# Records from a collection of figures
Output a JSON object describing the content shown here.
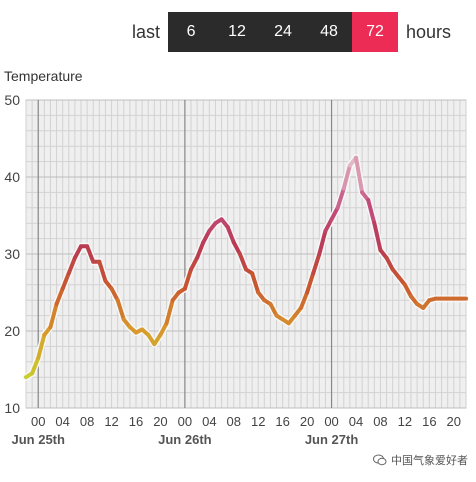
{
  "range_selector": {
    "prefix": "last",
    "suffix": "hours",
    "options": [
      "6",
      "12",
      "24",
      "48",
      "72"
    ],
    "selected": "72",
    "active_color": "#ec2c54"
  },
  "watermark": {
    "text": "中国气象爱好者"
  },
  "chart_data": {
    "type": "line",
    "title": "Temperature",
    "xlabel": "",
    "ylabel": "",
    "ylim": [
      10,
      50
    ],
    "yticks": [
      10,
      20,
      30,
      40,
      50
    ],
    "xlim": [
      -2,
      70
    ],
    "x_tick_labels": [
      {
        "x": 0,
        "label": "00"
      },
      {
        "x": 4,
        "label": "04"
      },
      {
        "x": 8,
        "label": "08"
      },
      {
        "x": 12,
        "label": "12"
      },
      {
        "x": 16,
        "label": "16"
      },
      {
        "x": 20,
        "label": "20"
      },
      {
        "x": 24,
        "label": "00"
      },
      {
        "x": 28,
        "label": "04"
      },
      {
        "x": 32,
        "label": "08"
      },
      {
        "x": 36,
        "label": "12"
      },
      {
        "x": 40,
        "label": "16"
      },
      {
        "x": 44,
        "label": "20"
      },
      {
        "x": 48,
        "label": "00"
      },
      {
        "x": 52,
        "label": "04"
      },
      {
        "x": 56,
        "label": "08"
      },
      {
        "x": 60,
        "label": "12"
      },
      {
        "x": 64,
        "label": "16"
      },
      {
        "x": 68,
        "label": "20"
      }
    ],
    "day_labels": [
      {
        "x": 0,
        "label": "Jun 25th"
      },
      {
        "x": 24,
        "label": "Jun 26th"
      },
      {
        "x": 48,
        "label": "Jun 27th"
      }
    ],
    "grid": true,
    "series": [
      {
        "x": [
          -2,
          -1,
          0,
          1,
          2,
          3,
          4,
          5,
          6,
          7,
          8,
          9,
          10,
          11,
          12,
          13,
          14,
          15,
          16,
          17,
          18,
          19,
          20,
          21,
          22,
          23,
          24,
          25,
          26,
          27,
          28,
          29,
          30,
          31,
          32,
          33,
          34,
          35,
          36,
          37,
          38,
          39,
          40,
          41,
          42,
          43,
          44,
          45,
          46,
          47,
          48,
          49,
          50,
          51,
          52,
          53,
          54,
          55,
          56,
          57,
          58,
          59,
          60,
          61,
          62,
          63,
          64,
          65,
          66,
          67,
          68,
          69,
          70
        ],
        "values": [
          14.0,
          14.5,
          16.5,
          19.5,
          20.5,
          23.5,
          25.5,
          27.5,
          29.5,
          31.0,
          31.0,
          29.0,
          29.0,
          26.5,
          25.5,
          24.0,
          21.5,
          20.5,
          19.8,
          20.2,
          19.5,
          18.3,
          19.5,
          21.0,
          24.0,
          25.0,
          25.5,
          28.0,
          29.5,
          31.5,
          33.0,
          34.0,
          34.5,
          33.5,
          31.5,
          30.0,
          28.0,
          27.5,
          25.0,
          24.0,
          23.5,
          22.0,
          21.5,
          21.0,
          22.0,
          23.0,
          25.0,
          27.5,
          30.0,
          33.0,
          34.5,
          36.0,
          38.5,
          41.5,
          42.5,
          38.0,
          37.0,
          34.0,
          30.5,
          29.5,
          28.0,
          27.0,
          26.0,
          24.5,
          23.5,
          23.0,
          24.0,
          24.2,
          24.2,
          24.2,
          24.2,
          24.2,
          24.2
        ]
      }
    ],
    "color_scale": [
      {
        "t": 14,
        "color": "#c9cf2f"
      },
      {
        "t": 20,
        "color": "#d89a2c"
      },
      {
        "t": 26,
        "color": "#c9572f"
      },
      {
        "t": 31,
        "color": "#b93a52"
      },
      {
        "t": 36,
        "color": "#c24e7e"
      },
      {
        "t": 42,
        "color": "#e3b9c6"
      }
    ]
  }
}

# AIM OF THE EXERCISE
Without the pictures, repeat the listing above exactly.

# RESULT OF THIS TASK
Output a JSON object describing the content shown here.
{
  "range_selector": {
    "prefix": "last",
    "suffix": "hours",
    "options": [
      "6",
      "12",
      "24",
      "48",
      "72"
    ],
    "selected": "72",
    "active_color": "#ec2c54"
  },
  "watermark": {
    "text": "中国气象爱好者"
  },
  "chart_data": {
    "type": "line",
    "title": "Temperature",
    "xlabel": "",
    "ylabel": "",
    "ylim": [
      10,
      50
    ],
    "yticks": [
      10,
      20,
      30,
      40,
      50
    ],
    "xlim": [
      -2,
      70
    ],
    "x_tick_labels": [
      {
        "x": 0,
        "label": "00"
      },
      {
        "x": 4,
        "label": "04"
      },
      {
        "x": 8,
        "label": "08"
      },
      {
        "x": 12,
        "label": "12"
      },
      {
        "x": 16,
        "label": "16"
      },
      {
        "x": 20,
        "label": "20"
      },
      {
        "x": 24,
        "label": "00"
      },
      {
        "x": 28,
        "label": "04"
      },
      {
        "x": 32,
        "label": "08"
      },
      {
        "x": 36,
        "label": "12"
      },
      {
        "x": 40,
        "label": "16"
      },
      {
        "x": 44,
        "label": "20"
      },
      {
        "x": 48,
        "label": "00"
      },
      {
        "x": 52,
        "label": "04"
      },
      {
        "x": 56,
        "label": "08"
      },
      {
        "x": 60,
        "label": "12"
      },
      {
        "x": 64,
        "label": "16"
      },
      {
        "x": 68,
        "label": "20"
      }
    ],
    "day_labels": [
      {
        "x": 0,
        "label": "Jun 25th"
      },
      {
        "x": 24,
        "label": "Jun 26th"
      },
      {
        "x": 48,
        "label": "Jun 27th"
      }
    ],
    "grid": true,
    "series": [
      {
        "x": [
          -2,
          -1,
          0,
          1,
          2,
          3,
          4,
          5,
          6,
          7,
          8,
          9,
          10,
          11,
          12,
          13,
          14,
          15,
          16,
          17,
          18,
          19,
          20,
          21,
          22,
          23,
          24,
          25,
          26,
          27,
          28,
          29,
          30,
          31,
          32,
          33,
          34,
          35,
          36,
          37,
          38,
          39,
          40,
          41,
          42,
          43,
          44,
          45,
          46,
          47,
          48,
          49,
          50,
          51,
          52,
          53,
          54,
          55,
          56,
          57,
          58,
          59,
          60,
          61,
          62,
          63,
          64,
          65,
          66,
          67,
          68,
          69,
          70
        ],
        "values": [
          14.0,
          14.5,
          16.5,
          19.5,
          20.5,
          23.5,
          25.5,
          27.5,
          29.5,
          31.0,
          31.0,
          29.0,
          29.0,
          26.5,
          25.5,
          24.0,
          21.5,
          20.5,
          19.8,
          20.2,
          19.5,
          18.3,
          19.5,
          21.0,
          24.0,
          25.0,
          25.5,
          28.0,
          29.5,
          31.5,
          33.0,
          34.0,
          34.5,
          33.5,
          31.5,
          30.0,
          28.0,
          27.5,
          25.0,
          24.0,
          23.5,
          22.0,
          21.5,
          21.0,
          22.0,
          23.0,
          25.0,
          27.5,
          30.0,
          33.0,
          34.5,
          36.0,
          38.5,
          41.5,
          42.5,
          38.0,
          37.0,
          34.0,
          30.5,
          29.5,
          28.0,
          27.0,
          26.0,
          24.5,
          23.5,
          23.0,
          24.0,
          24.2,
          24.2,
          24.2,
          24.2,
          24.2,
          24.2
        ]
      }
    ],
    "color_scale": [
      {
        "t": 14,
        "color": "#c9cf2f"
      },
      {
        "t": 20,
        "color": "#d89a2c"
      },
      {
        "t": 26,
        "color": "#c9572f"
      },
      {
        "t": 31,
        "color": "#b93a52"
      },
      {
        "t": 36,
        "color": "#c24e7e"
      },
      {
        "t": 42,
        "color": "#e3b9c6"
      }
    ]
  }
}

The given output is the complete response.